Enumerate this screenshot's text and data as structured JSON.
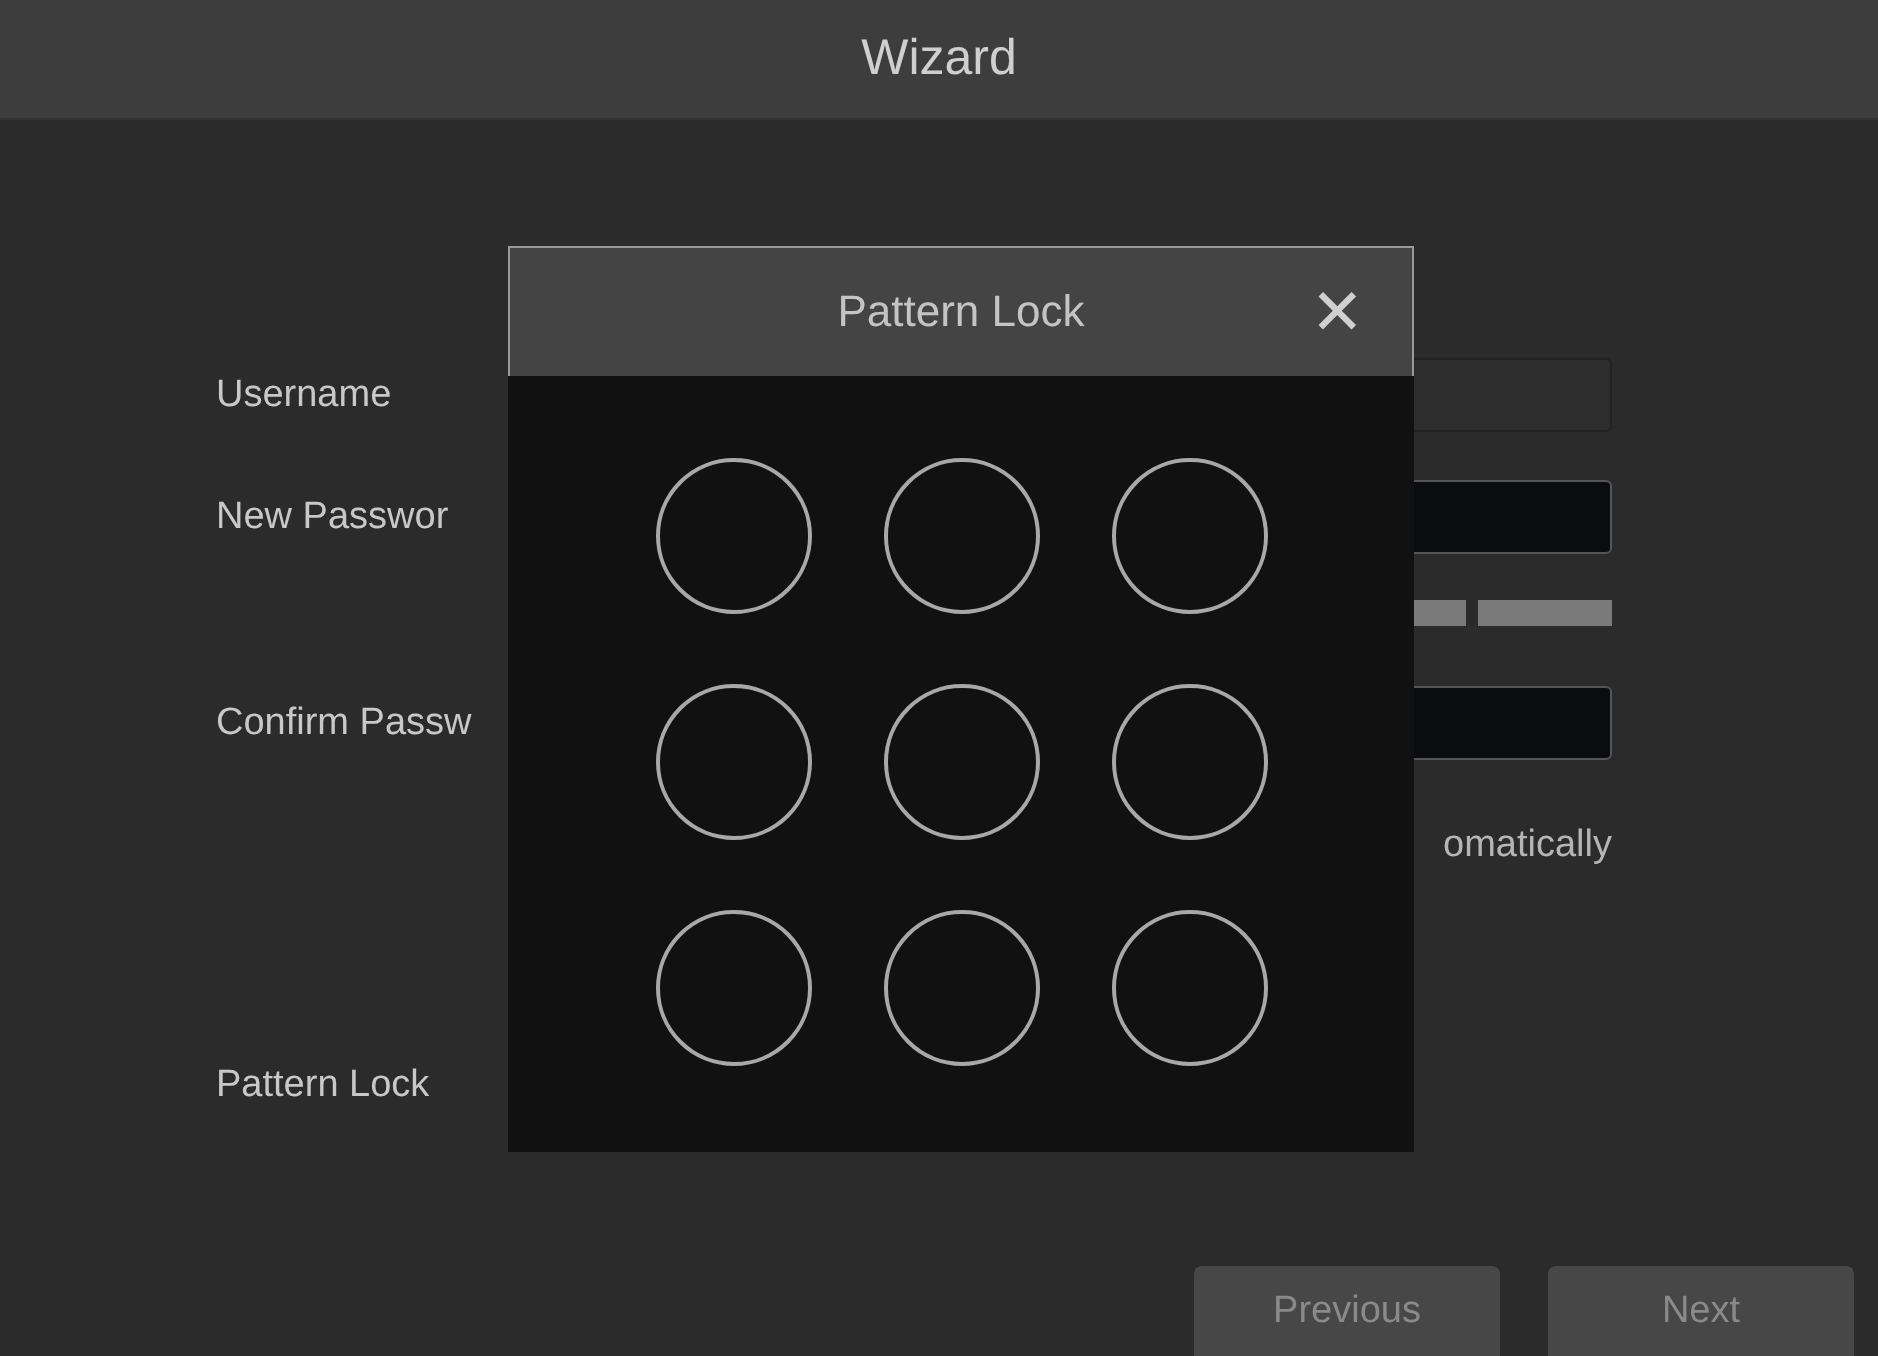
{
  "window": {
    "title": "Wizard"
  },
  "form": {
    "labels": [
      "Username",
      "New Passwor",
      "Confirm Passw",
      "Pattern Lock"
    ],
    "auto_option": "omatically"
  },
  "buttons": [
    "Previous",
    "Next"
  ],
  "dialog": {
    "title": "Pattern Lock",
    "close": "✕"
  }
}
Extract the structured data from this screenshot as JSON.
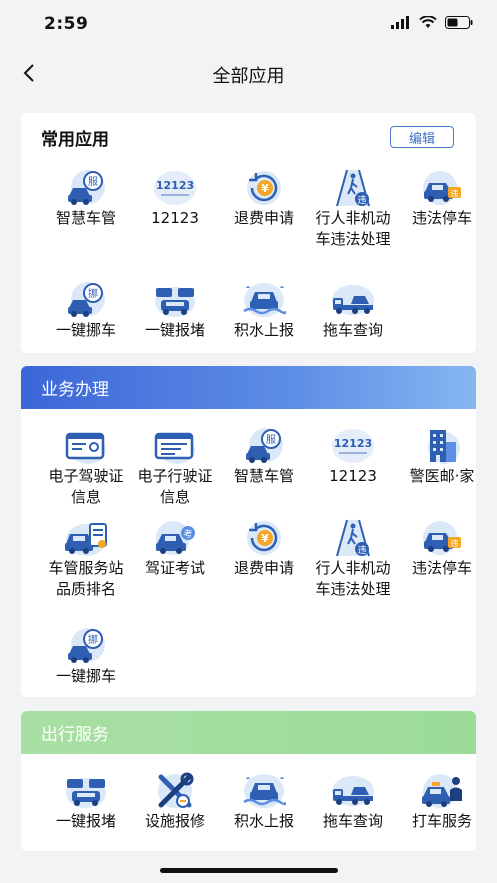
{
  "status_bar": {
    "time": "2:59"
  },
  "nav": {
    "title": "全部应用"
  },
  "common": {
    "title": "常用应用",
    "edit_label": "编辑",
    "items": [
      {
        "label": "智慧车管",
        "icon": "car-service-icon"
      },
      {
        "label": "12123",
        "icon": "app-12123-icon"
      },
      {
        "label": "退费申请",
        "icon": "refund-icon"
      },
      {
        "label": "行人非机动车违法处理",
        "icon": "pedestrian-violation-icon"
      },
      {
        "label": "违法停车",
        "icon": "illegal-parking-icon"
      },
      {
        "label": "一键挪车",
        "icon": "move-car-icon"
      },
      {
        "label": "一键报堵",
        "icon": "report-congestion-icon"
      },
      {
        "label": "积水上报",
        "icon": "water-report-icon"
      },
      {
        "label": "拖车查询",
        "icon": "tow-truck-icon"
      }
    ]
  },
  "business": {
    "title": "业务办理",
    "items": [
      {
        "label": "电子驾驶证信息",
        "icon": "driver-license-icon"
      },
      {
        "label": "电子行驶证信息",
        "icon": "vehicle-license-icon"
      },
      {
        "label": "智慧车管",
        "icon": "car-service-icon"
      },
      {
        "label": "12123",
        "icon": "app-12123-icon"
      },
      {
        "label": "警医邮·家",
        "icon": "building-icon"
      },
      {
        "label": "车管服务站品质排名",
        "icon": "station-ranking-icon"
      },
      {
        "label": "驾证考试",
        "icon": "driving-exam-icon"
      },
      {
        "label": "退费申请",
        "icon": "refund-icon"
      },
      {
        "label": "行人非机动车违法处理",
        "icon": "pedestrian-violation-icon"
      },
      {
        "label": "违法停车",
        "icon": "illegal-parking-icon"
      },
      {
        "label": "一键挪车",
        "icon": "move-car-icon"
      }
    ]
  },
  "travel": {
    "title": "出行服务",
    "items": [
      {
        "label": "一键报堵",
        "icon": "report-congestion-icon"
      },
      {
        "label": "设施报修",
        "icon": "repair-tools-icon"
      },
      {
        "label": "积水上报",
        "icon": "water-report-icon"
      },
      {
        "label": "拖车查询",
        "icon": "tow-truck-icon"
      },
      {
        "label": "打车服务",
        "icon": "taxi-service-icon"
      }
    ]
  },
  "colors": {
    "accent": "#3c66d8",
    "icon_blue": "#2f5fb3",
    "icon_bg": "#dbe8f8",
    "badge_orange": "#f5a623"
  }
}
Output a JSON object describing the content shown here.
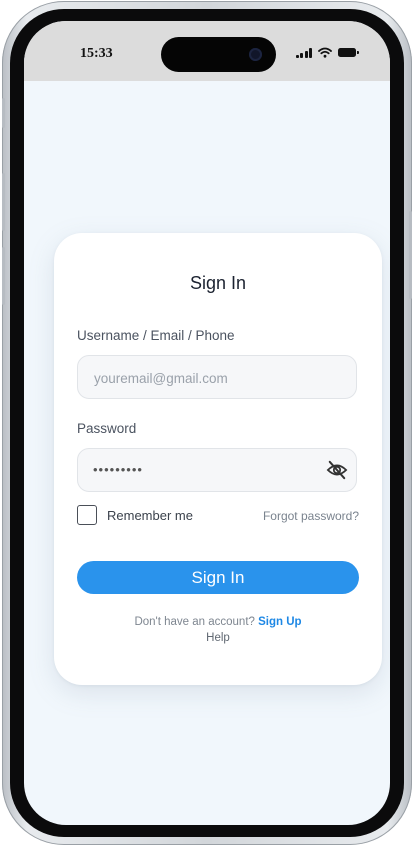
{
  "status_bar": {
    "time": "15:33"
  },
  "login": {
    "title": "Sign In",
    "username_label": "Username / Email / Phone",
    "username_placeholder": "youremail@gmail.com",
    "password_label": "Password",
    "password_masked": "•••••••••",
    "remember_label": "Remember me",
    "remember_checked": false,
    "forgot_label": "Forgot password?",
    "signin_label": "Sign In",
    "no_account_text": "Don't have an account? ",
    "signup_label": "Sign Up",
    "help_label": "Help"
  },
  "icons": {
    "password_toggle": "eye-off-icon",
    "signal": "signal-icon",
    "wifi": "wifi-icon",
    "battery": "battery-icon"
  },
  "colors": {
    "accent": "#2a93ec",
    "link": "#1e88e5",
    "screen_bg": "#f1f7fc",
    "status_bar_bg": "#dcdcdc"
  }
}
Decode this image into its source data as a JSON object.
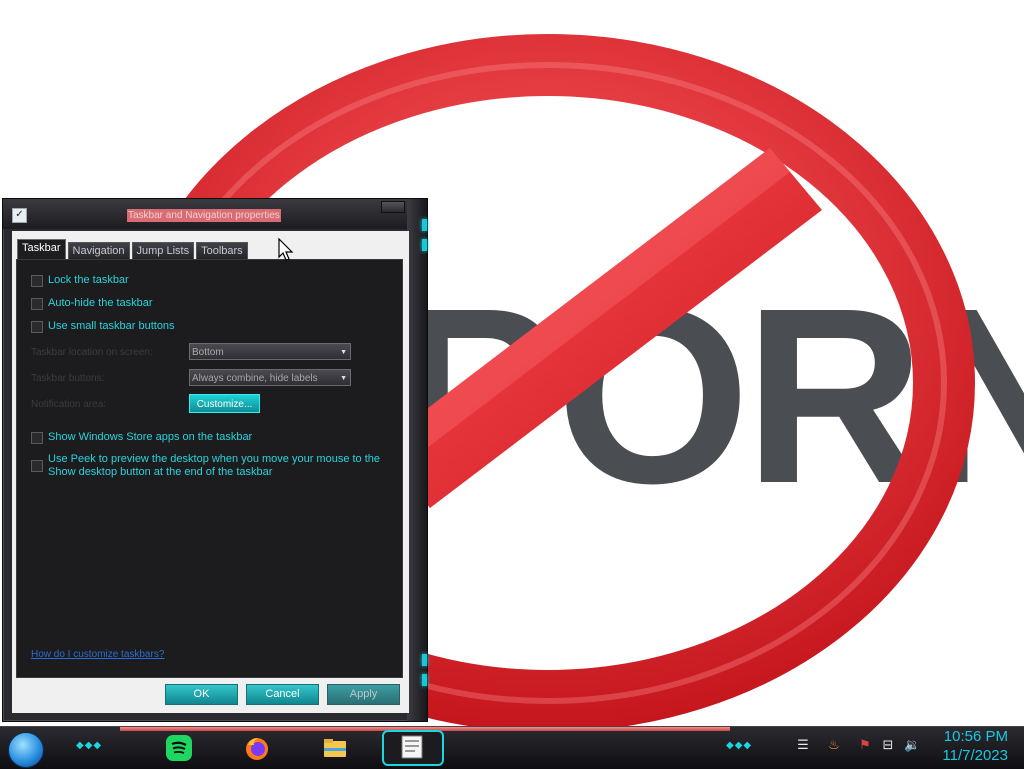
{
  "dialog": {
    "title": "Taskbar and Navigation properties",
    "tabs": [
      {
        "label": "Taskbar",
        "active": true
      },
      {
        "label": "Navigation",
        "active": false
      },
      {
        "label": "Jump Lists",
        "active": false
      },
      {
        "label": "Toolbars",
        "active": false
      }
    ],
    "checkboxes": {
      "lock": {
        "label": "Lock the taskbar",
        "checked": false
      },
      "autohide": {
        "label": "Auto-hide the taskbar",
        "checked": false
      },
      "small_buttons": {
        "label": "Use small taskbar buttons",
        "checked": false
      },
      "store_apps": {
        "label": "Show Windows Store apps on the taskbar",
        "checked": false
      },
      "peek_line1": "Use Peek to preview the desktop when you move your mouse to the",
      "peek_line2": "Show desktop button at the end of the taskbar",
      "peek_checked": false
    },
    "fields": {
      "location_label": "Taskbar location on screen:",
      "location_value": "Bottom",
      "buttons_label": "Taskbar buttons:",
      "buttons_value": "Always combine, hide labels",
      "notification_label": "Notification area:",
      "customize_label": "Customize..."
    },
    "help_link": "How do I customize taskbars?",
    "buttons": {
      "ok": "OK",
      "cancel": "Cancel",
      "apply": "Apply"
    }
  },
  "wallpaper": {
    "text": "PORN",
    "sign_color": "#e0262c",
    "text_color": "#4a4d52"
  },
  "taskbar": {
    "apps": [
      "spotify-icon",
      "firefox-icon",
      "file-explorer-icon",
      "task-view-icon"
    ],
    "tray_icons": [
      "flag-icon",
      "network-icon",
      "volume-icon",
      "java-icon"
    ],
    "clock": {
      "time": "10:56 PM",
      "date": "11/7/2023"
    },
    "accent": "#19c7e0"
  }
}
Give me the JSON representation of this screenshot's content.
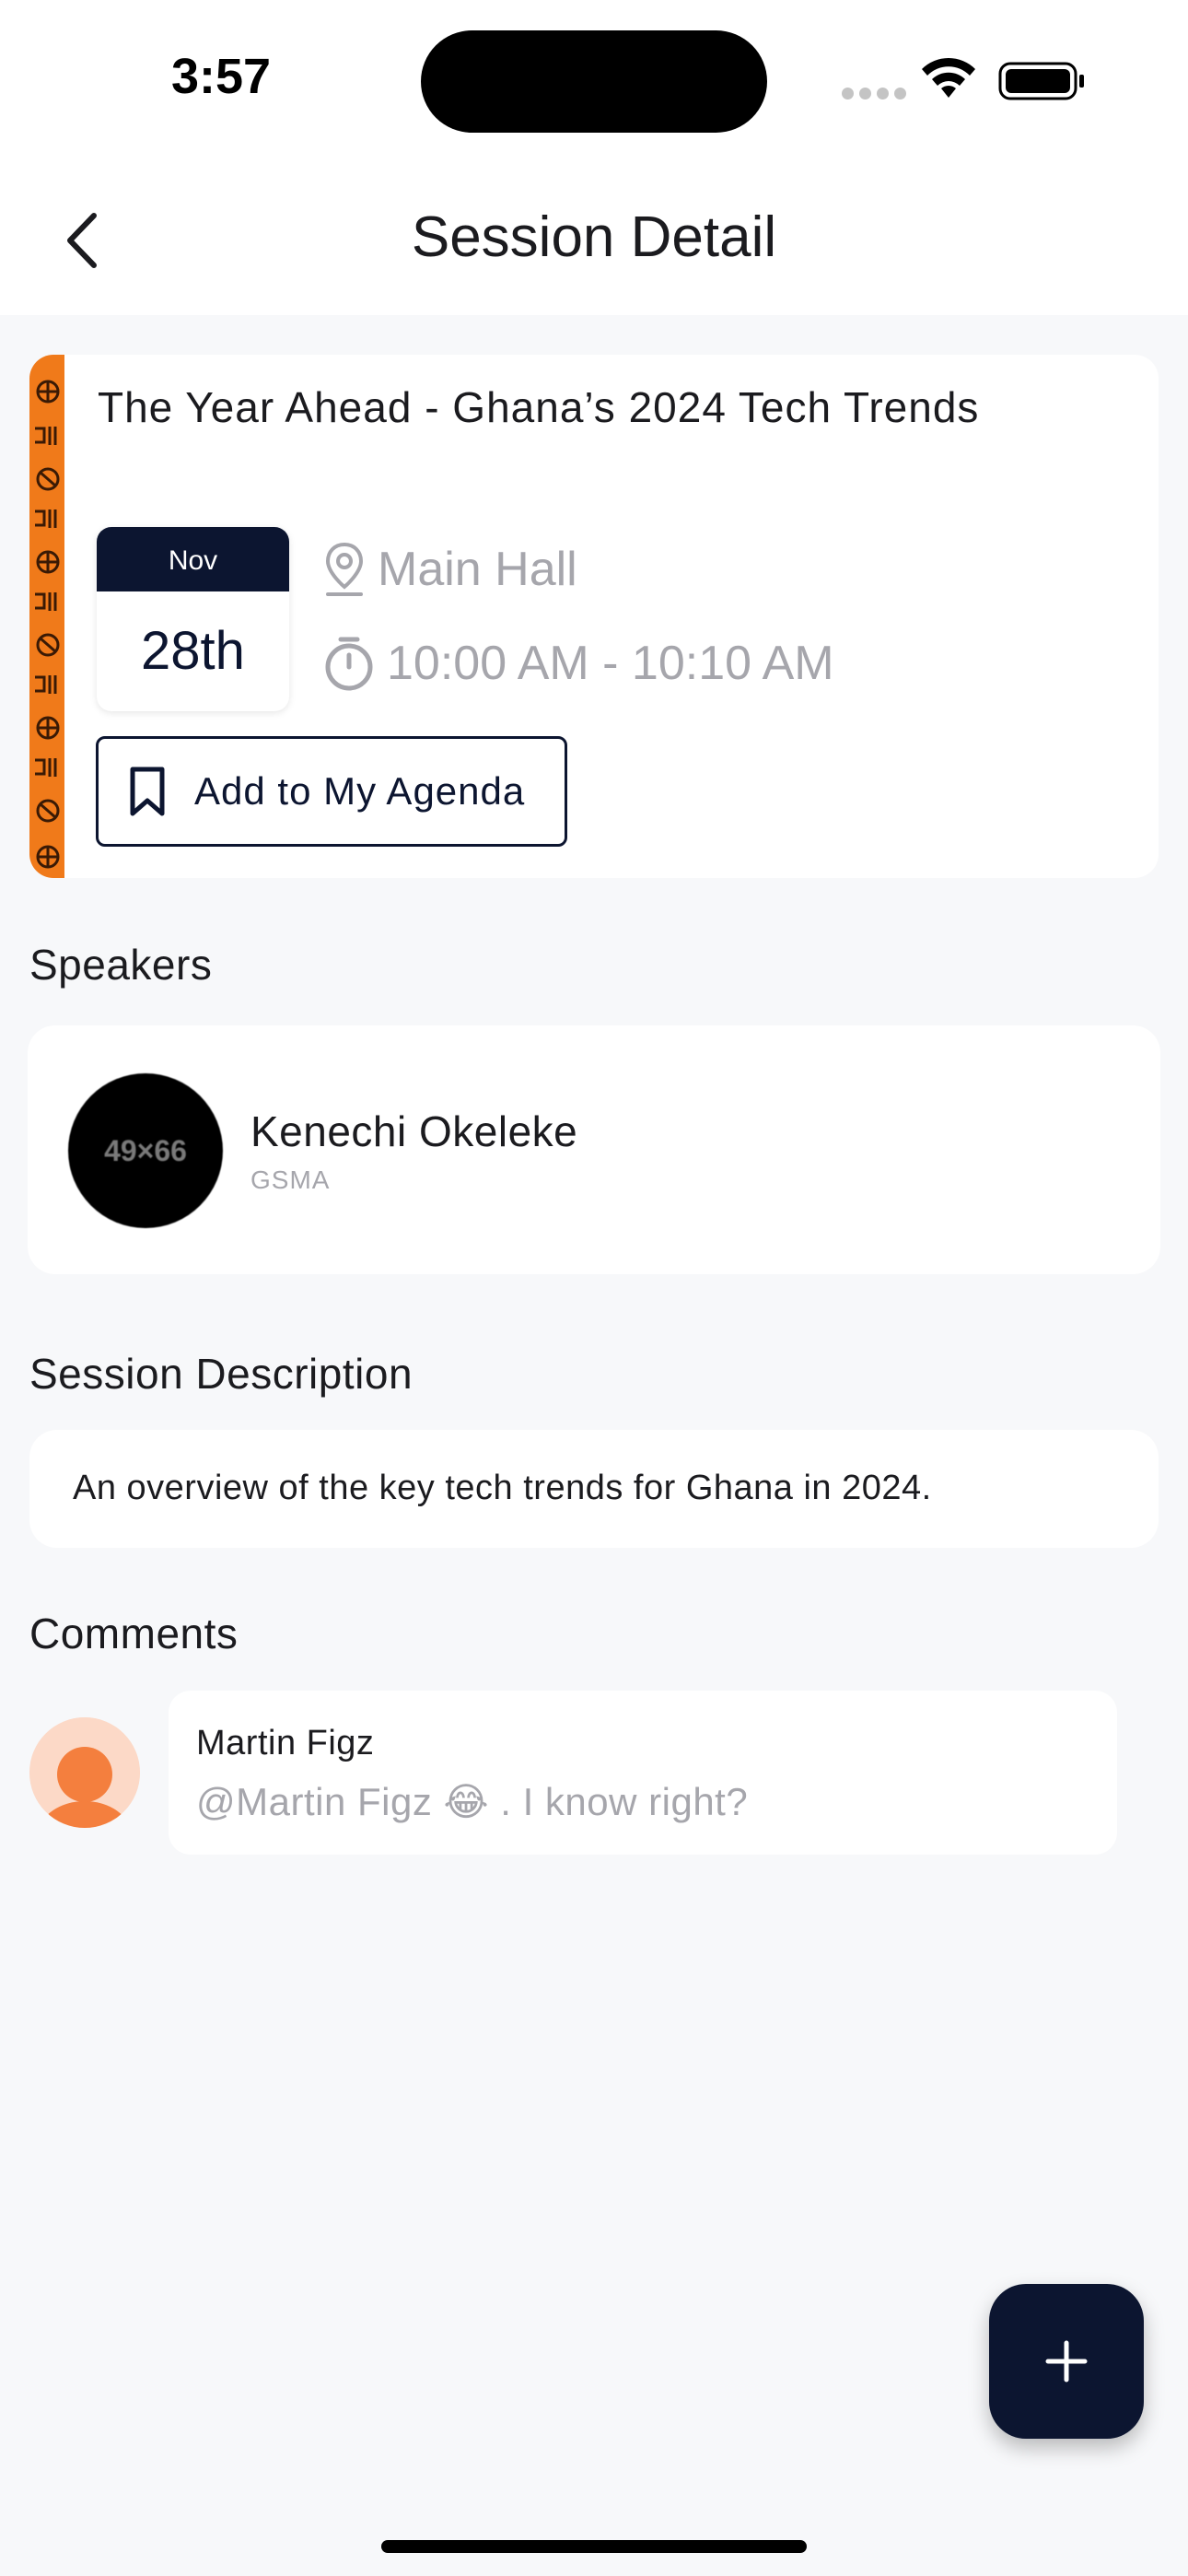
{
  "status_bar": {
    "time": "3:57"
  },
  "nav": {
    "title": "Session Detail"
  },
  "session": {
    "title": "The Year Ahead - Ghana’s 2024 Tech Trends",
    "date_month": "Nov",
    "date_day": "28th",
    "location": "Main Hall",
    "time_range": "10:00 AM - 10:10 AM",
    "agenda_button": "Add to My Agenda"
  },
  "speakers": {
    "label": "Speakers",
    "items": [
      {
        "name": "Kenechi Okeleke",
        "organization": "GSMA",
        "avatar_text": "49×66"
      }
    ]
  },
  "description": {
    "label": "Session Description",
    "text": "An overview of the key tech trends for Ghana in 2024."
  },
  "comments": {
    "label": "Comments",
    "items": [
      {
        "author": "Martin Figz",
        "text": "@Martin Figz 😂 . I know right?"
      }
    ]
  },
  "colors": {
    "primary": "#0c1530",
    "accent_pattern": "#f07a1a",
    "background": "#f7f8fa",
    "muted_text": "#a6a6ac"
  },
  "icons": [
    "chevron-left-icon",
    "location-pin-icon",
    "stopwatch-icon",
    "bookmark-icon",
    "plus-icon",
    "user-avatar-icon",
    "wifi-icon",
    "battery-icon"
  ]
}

## Work to complete
Find each line in the records holding the string "this" and show it.

## Solved exercise
Enumerate this screenshot's text and data as structured JSON.
Extract the structured data from this screenshot as JSON.
Decode this image into its source data as a JSON object.
Give me the JSON representation of this screenshot's content.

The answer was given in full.